» **Task requirements**
Copy the data that follows exactly. Include no pictures.

» **Data shown**
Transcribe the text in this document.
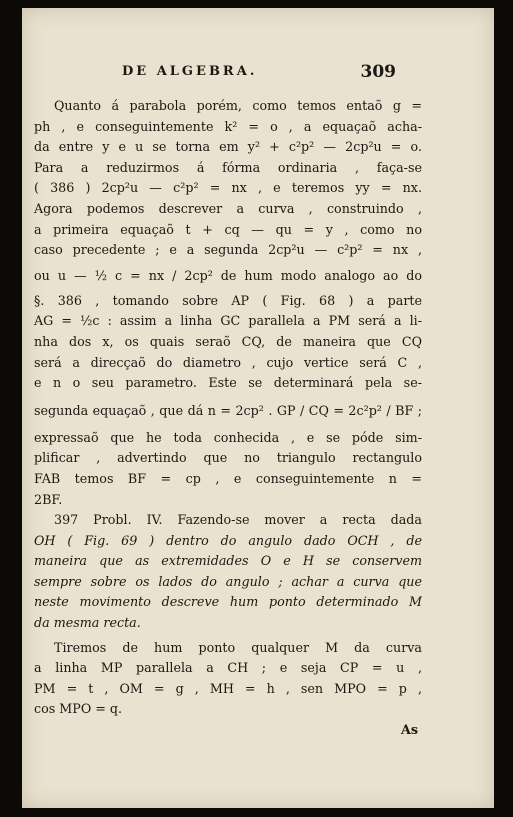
DE ALGEBRA.	309

Quanto á parabola porém, como temos entaõ g =
ph , e conseguintemente k² = o , a equaçaõ acha-
da entre y e u se torna em y² + c²p² — 2cp²u = o.
Para a reduzirmos á fórma ordinaria , faça-se
( 386 ) 2cp²u — c²p² = nx , e teremos yy = nx.
Agora podemos descrever a curva , construindo ,
a primeira equaçaõ t + cq — qu = y , como no
caso precedente ; e a segunda 2cp²u — c²p² = nx ,
ou u — ½ c = nx / 2cp² de hum modo analogo ao do
§. 386 , tomando sobre AP ( Fig. 68 ) a parte
AG = ½c : assim a linha GC parallela a PM será a li-
nha dos x, os quais seraõ CQ, de maneira que CQ
será a direcçaõ do diametro , cujo vertice será C ,
e n o seu parametro. Este se determinará pela se-
segunda equaçaõ , que dá n = 2cp² . GP / CQ = 2c²p² / BF ;
expressaõ que he toda conhecida , e se póde sim-
plificar , advertindo que no triangulo rectangulo
FAB temos BF = cp , e conseguintemente n =
2BF.

397 Probl. IV. Fazendo-se mover a recta dada
OH ( Fig. 69 ) dentro do angulo dado OCH , de
maneira que as extremidades O e H se conservem
sempre sobre os lados do angulo ; achar a curva que
neste movimento descreve hum ponto determinado M
da mesma recta.

Tiremos de hum ponto qualquer M da curva
a linha MP parallela a CH ; e seja CP = u ,
PM = t , OM = g , MH = h , sen MPO = p ,
cos MPO = q.

As
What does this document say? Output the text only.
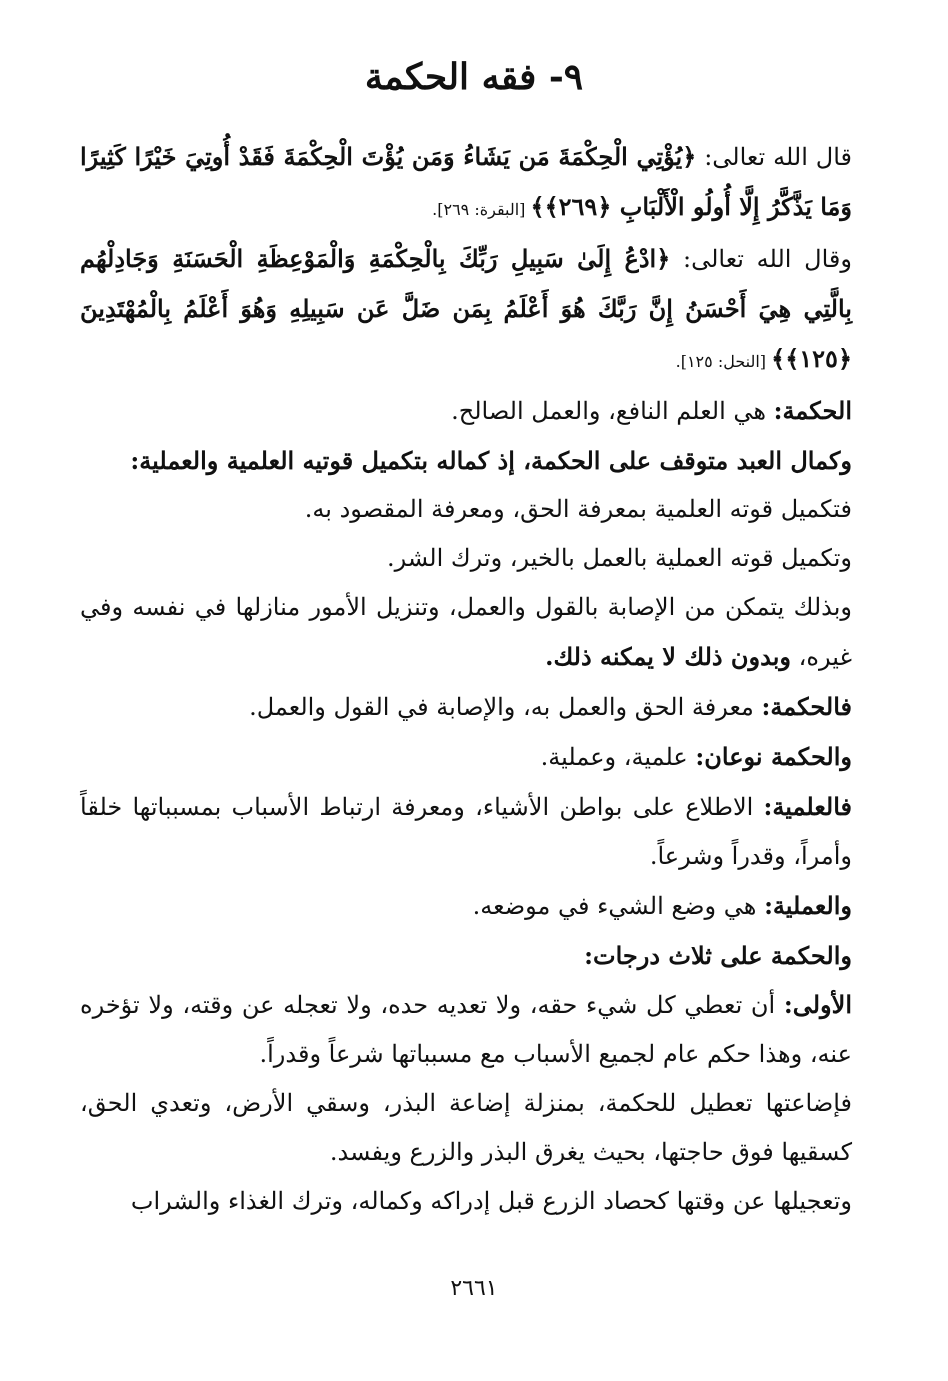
٩- فقه الحكمة

قال الله تعالى: ﴿يُؤْتِي الْحِكْمَةَ مَن يَشَاءُ وَمَن يُؤْتَ الْحِكْمَةَ فَقَدْ أُوتِيَ خَيْرًا كَثِيرًا وَمَا يَذَّكَّرُ إِلَّا أُولُو الْأَلْبَابِ ﴿٢٦٩﴾﴾ [البقرة: ٢٦٩].

وقال الله تعالى: ﴿ادْعُ إِلَىٰ سَبِيلِ رَبِّكَ بِالْحِكْمَةِ وَالْمَوْعِظَةِ الْحَسَنَةِ وَجَادِلْهُم بِالَّتِي هِيَ أَحْسَنُ إِنَّ رَبَّكَ هُوَ أَعْلَمُ بِمَن ضَلَّ عَن سَبِيلِهِ وَهُوَ أَعْلَمُ بِالْمُهْتَدِينَ ﴿١٢٥﴾﴾ [النحل: ١٢٥].

الحكمة: هي العلم النافع، والعمل الصالح.

وكمال العبد متوقف على الحكمة، إذ كماله بتكميل قوتيه العلمية والعملية:

فتكميل قوته العلمية بمعرفة الحق، ومعرفة المقصود به.

وتكميل قوته العملية بالعمل بالخير، وترك الشر.

وبذلك يتمكن من الإصابة بالقول والعمل، وتنزيل الأمور منازلها في نفسه وفي غيره، وبدون ذلك لا يمكنه ذلك.

فالحكمة: معرفة الحق والعمل به، والإصابة في القول والعمل.

والحكمة نوعان: علمية، وعملية.

فالعلمية: الاطلاع على بواطن الأشياء، ومعرفة ارتباط الأسباب بمسبباتها خلقاً وأمراً، وقدراً وشرعاً.

والعملية: هي وضع الشيء في موضعه.

والحكمة على ثلاث درجات:

الأولى: أن تعطي كل شيء حقه، ولا تعديه حده، ولا تعجله عن وقته، ولا تؤخره عنه، وهذا حكم عام لجميع الأسباب مع مسبباتها شرعاً وقدراً.

فإضاعتها تعطيل للحكمة، بمنزلة إضاعة البذر، وسقي الأرض، وتعدي الحق، كسقيها فوق حاجتها، بحيث يغرق البذر والزرع ويفسد.

وتعجيلها عن وقتها كحصاد الزرع قبل إدراكه وكماله، وترك الغذاء والشراب

٢٦٦١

» **Exercise solution**
Transcribe the text in this document.
DE ALGEBRA.	309

Quanto á parabola porém, como temos entaõ g =
ph , e conseguintemente k² = o , a equaçaõ acha-
da entre y e u se torna em y² + c²p² — 2cp²u = o.
Para a reduzirmos á fórma ordinaria , faça-se
( 386 ) 2cp²u — c²p² = nx , e teremos yy = nx.
Agora podemos descrever a curva , construindo ,
a primeira equaçaõ t + cq — qu = y , como no
caso precedente ; e a segunda 2cp²u — c²p² = nx ,
ou u — ½ c = nx / 2cp² de hum modo analogo ao do
§. 386 , tomando sobre AP ( Fig. 68 ) a parte
AG = ½c : assim a linha GC parallela a PM será a li-
nha dos x, os quais seraõ CQ, de maneira que CQ
será a direcçaõ do diametro , cujo vertice será C ,
e n o seu parametro. Este se determinará pela se-
segunda equaçaõ , que dá n = 2cp² . GP / CQ = 2c²p² / BF ;
expressaõ que he toda conhecida , e se póde sim-
plificar , advertindo que no triangulo rectangulo
FAB temos BF = cp , e conseguintemente n =
2BF.

397 Probl. IV. Fazendo-se mover a recta dada
OH ( Fig. 69 ) dentro do angulo dado OCH , de
maneira que as extremidades O e H se conservem
sempre sobre os lados do angulo ; achar a curva que
neste movimento descreve hum ponto determinado M
da mesma recta.

Tiremos de hum ponto qualquer M da curva
a linha MP parallela a CH ; e seja CP = u ,
PM = t , OM = g , MH = h , sen MPO = p ,
cos MPO = q.

As
What does this document say? Output the text only.
٩- فقه الحكمة

قال الله تعالى: ﴿يُؤْتِي الْحِكْمَةَ مَن يَشَاءُ وَمَن يُؤْتَ الْحِكْمَةَ فَقَدْ أُوتِيَ خَيْرًا كَثِيرًا وَمَا يَذَّكَّرُ إِلَّا أُولُو الْأَلْبَابِ ﴿٢٦٩﴾﴾ [البقرة: ٢٦٩].

وقال الله تعالى: ﴿ادْعُ إِلَىٰ سَبِيلِ رَبِّكَ بِالْحِكْمَةِ وَالْمَوْعِظَةِ الْحَسَنَةِ وَجَادِلْهُم بِالَّتِي هِيَ أَحْسَنُ إِنَّ رَبَّكَ هُوَ أَعْلَمُ بِمَن ضَلَّ عَن سَبِيلِهِ وَهُوَ أَعْلَمُ بِالْمُهْتَدِينَ ﴿١٢٥﴾﴾ [النحل: ١٢٥].

الحكمة: هي العلم النافع، والعمل الصالح.

وكمال العبد متوقف على الحكمة، إذ كماله بتكميل قوتيه العلمية والعملية:

فتكميل قوته العلمية بمعرفة الحق، ومعرفة المقصود به.

وتكميل قوته العملية بالعمل بالخير، وترك الشر.

وبذلك يتمكن من الإصابة بالقول والعمل، وتنزيل الأمور منازلها في نفسه وفي غيره، وبدون ذلك لا يمكنه ذلك.

فالحكمة: معرفة الحق والعمل به، والإصابة في القول والعمل.

والحكمة نوعان: علمية، وعملية.

فالعلمية: الاطلاع على بواطن الأشياء، ومعرفة ارتباط الأسباب بمسبباتها خلقاً وأمراً، وقدراً وشرعاً.

والعملية: هي وضع الشيء في موضعه.

والحكمة على ثلاث درجات:

الأولى: أن تعطي كل شيء حقه، ولا تعديه حده، ولا تعجله عن وقته، ولا تؤخره عنه، وهذا حكم عام لجميع الأسباب مع مسبباتها شرعاً وقدراً.

فإضاعتها تعطيل للحكمة، بمنزلة إضاعة البذر، وسقي الأرض، وتعدي الحق، كسقيها فوق حاجتها، بحيث يغرق البذر والزرع ويفسد.

وتعجيلها عن وقتها كحصاد الزرع قبل إدراكه وكماله، وترك الغذاء والشراب

٢٦٦١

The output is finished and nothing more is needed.